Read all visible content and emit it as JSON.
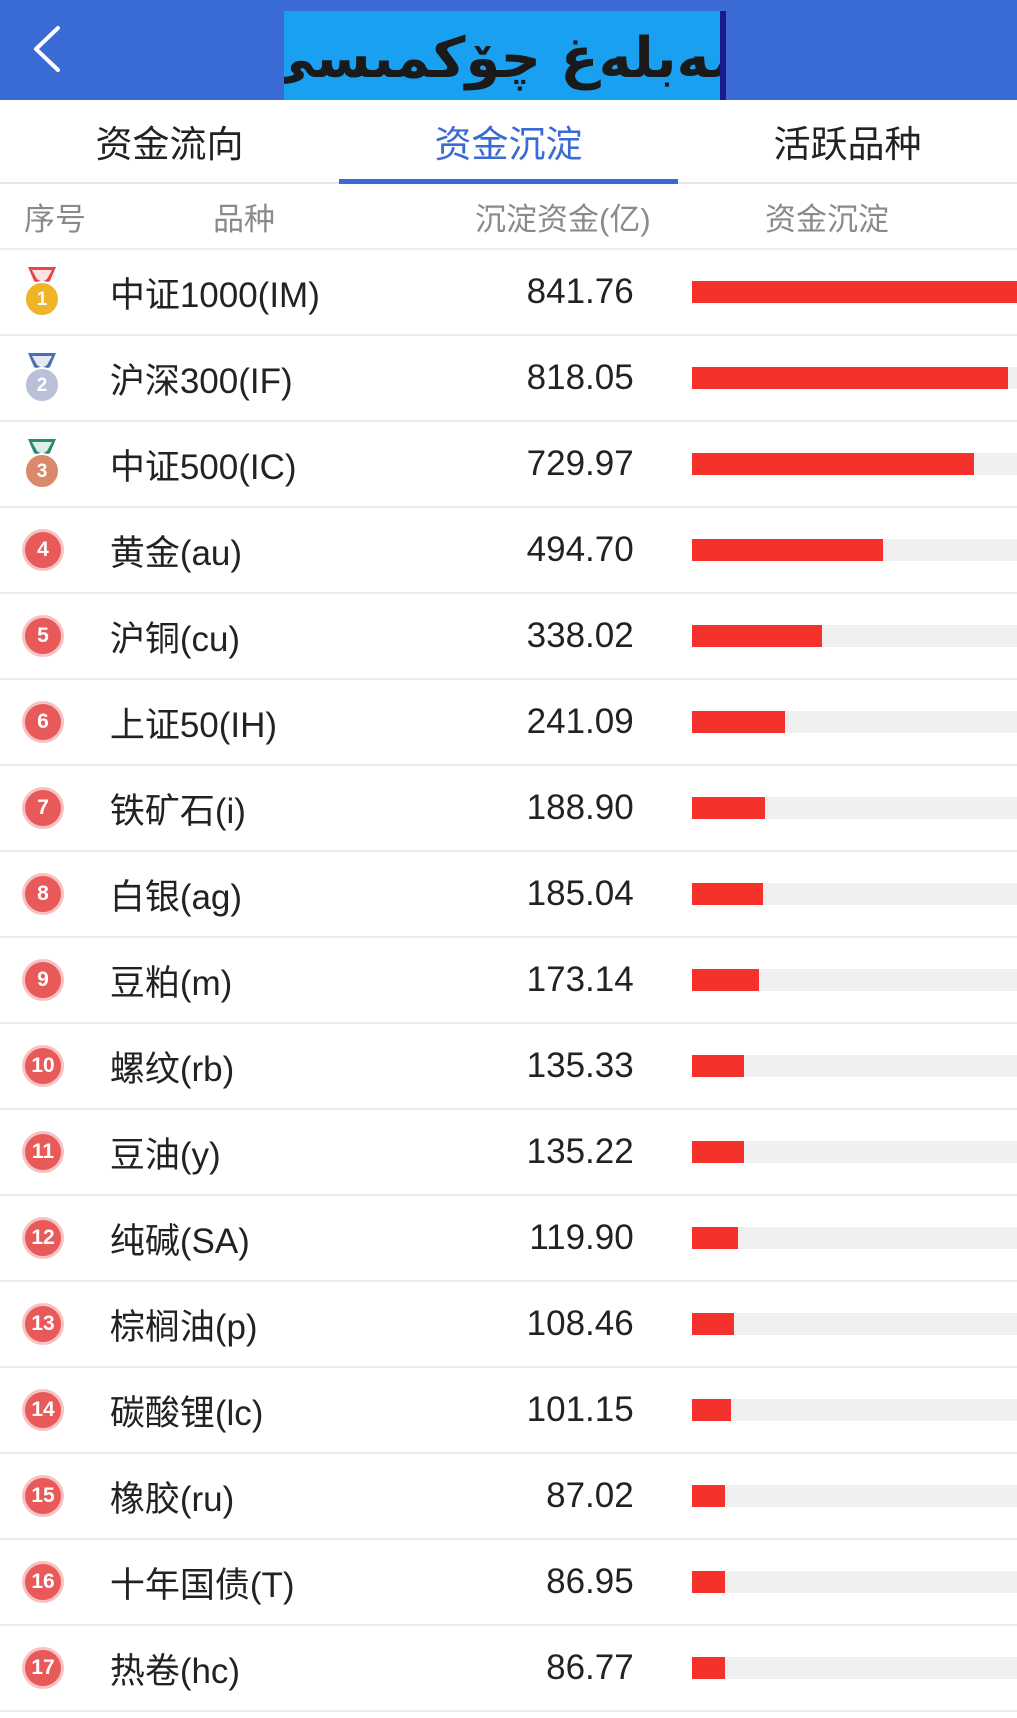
{
  "header": {
    "title": "مەبلەغ چۆكمىسى"
  },
  "tabs": [
    {
      "label": "资金流向",
      "active": false
    },
    {
      "label": "资金沉淀",
      "active": true
    },
    {
      "label": "活跃品种",
      "active": false
    }
  ],
  "columns": {
    "rank": "序号",
    "name": "品种",
    "value": "沉淀资金(亿)",
    "bar": "资金沉淀"
  },
  "colors": {
    "header_bg": "#3a6ad3",
    "bar": "#f4322b",
    "badge": "#e8595a",
    "gold": "#f0b429",
    "silver": "#b9c0d8",
    "bronze": "#d98a6a"
  },
  "rows": [
    {
      "rank": "1",
      "icon": "gold-medal-icon",
      "name": "中证1000(IM)",
      "value": "841.76",
      "fraction": 1.0
    },
    {
      "rank": "2",
      "icon": "silver-medal-icon",
      "name": "沪深300(IF)",
      "value": "818.05",
      "fraction": 0.972
    },
    {
      "rank": "3",
      "icon": "bronze-medal-icon",
      "name": "中证500(IC)",
      "value": "729.97",
      "fraction": 0.867
    },
    {
      "rank": "4",
      "icon": "rank-badge-icon",
      "name": "黄金(au)",
      "value": "494.70",
      "fraction": 0.588
    },
    {
      "rank": "5",
      "icon": "rank-badge-icon",
      "name": "沪铜(cu)",
      "value": "338.02",
      "fraction": 0.402
    },
    {
      "rank": "6",
      "icon": "rank-badge-icon",
      "name": "上证50(IH)",
      "value": "241.09",
      "fraction": 0.286
    },
    {
      "rank": "7",
      "icon": "rank-badge-icon",
      "name": "铁矿石(i)",
      "value": "188.90",
      "fraction": 0.224
    },
    {
      "rank": "8",
      "icon": "rank-badge-icon",
      "name": "白银(ag)",
      "value": "185.04",
      "fraction": 0.22
    },
    {
      "rank": "9",
      "icon": "rank-badge-icon",
      "name": "豆粕(m)",
      "value": "173.14",
      "fraction": 0.206
    },
    {
      "rank": "10",
      "icon": "rank-badge-icon",
      "name": "螺纹(rb)",
      "value": "135.33",
      "fraction": 0.161
    },
    {
      "rank": "11",
      "icon": "rank-badge-icon",
      "name": "豆油(y)",
      "value": "135.22",
      "fraction": 0.161
    },
    {
      "rank": "12",
      "icon": "rank-badge-icon",
      "name": "纯碱(SA)",
      "value": "119.90",
      "fraction": 0.142
    },
    {
      "rank": "13",
      "icon": "rank-badge-icon",
      "name": "棕榈油(p)",
      "value": "108.46",
      "fraction": 0.129
    },
    {
      "rank": "14",
      "icon": "rank-badge-icon",
      "name": "碳酸锂(lc)",
      "value": "101.15",
      "fraction": 0.12
    },
    {
      "rank": "15",
      "icon": "rank-badge-icon",
      "name": "橡胶(ru)",
      "value": "87.02",
      "fraction": 0.103
    },
    {
      "rank": "16",
      "icon": "rank-badge-icon",
      "name": "十年国债(T)",
      "value": "86.95",
      "fraction": 0.103
    },
    {
      "rank": "17",
      "icon": "rank-badge-icon",
      "name": "热卷(hc)",
      "value": "86.77",
      "fraction": 0.103
    }
  ]
}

══════════════════════════════

TASK GOAL:
Set the entries down again exactly. Do not include the images.

ANSWER:
Read all visible content and emit it as JSON.
{
  "header": {
    "title": "مەبلەغ چۆكمىسى"
  },
  "tabs": [
    {
      "label": "资金流向",
      "active": false
    },
    {
      "label": "资金沉淀",
      "active": true
    },
    {
      "label": "活跃品种",
      "active": false
    }
  ],
  "columns": {
    "rank": "序号",
    "name": "品种",
    "value": "沉淀资金(亿)",
    "bar": "资金沉淀"
  },
  "colors": {
    "header_bg": "#3a6ad3",
    "bar": "#f4322b",
    "badge": "#e8595a",
    "gold": "#f0b429",
    "silver": "#b9c0d8",
    "bronze": "#d98a6a"
  },
  "rows": [
    {
      "rank": "1",
      "icon": "gold-medal-icon",
      "name": "中证1000(IM)",
      "value": "841.76",
      "fraction": 1.0
    },
    {
      "rank": "2",
      "icon": "silver-medal-icon",
      "name": "沪深300(IF)",
      "value": "818.05",
      "fraction": 0.972
    },
    {
      "rank": "3",
      "icon": "bronze-medal-icon",
      "name": "中证500(IC)",
      "value": "729.97",
      "fraction": 0.867
    },
    {
      "rank": "4",
      "icon": "rank-badge-icon",
      "name": "黄金(au)",
      "value": "494.70",
      "fraction": 0.588
    },
    {
      "rank": "5",
      "icon": "rank-badge-icon",
      "name": "沪铜(cu)",
      "value": "338.02",
      "fraction": 0.402
    },
    {
      "rank": "6",
      "icon": "rank-badge-icon",
      "name": "上证50(IH)",
      "value": "241.09",
      "fraction": 0.286
    },
    {
      "rank": "7",
      "icon": "rank-badge-icon",
      "name": "铁矿石(i)",
      "value": "188.90",
      "fraction": 0.224
    },
    {
      "rank": "8",
      "icon": "rank-badge-icon",
      "name": "白银(ag)",
      "value": "185.04",
      "fraction": 0.22
    },
    {
      "rank": "9",
      "icon": "rank-badge-icon",
      "name": "豆粕(m)",
      "value": "173.14",
      "fraction": 0.206
    },
    {
      "rank": "10",
      "icon": "rank-badge-icon",
      "name": "螺纹(rb)",
      "value": "135.33",
      "fraction": 0.161
    },
    {
      "rank": "11",
      "icon": "rank-badge-icon",
      "name": "豆油(y)",
      "value": "135.22",
      "fraction": 0.161
    },
    {
      "rank": "12",
      "icon": "rank-badge-icon",
      "name": "纯碱(SA)",
      "value": "119.90",
      "fraction": 0.142
    },
    {
      "rank": "13",
      "icon": "rank-badge-icon",
      "name": "棕榈油(p)",
      "value": "108.46",
      "fraction": 0.129
    },
    {
      "rank": "14",
      "icon": "rank-badge-icon",
      "name": "碳酸锂(lc)",
      "value": "101.15",
      "fraction": 0.12
    },
    {
      "rank": "15",
      "icon": "rank-badge-icon",
      "name": "橡胶(ru)",
      "value": "87.02",
      "fraction": 0.103
    },
    {
      "rank": "16",
      "icon": "rank-badge-icon",
      "name": "十年国债(T)",
      "value": "86.95",
      "fraction": 0.103
    },
    {
      "rank": "17",
      "icon": "rank-badge-icon",
      "name": "热卷(hc)",
      "value": "86.77",
      "fraction": 0.103
    }
  ]
}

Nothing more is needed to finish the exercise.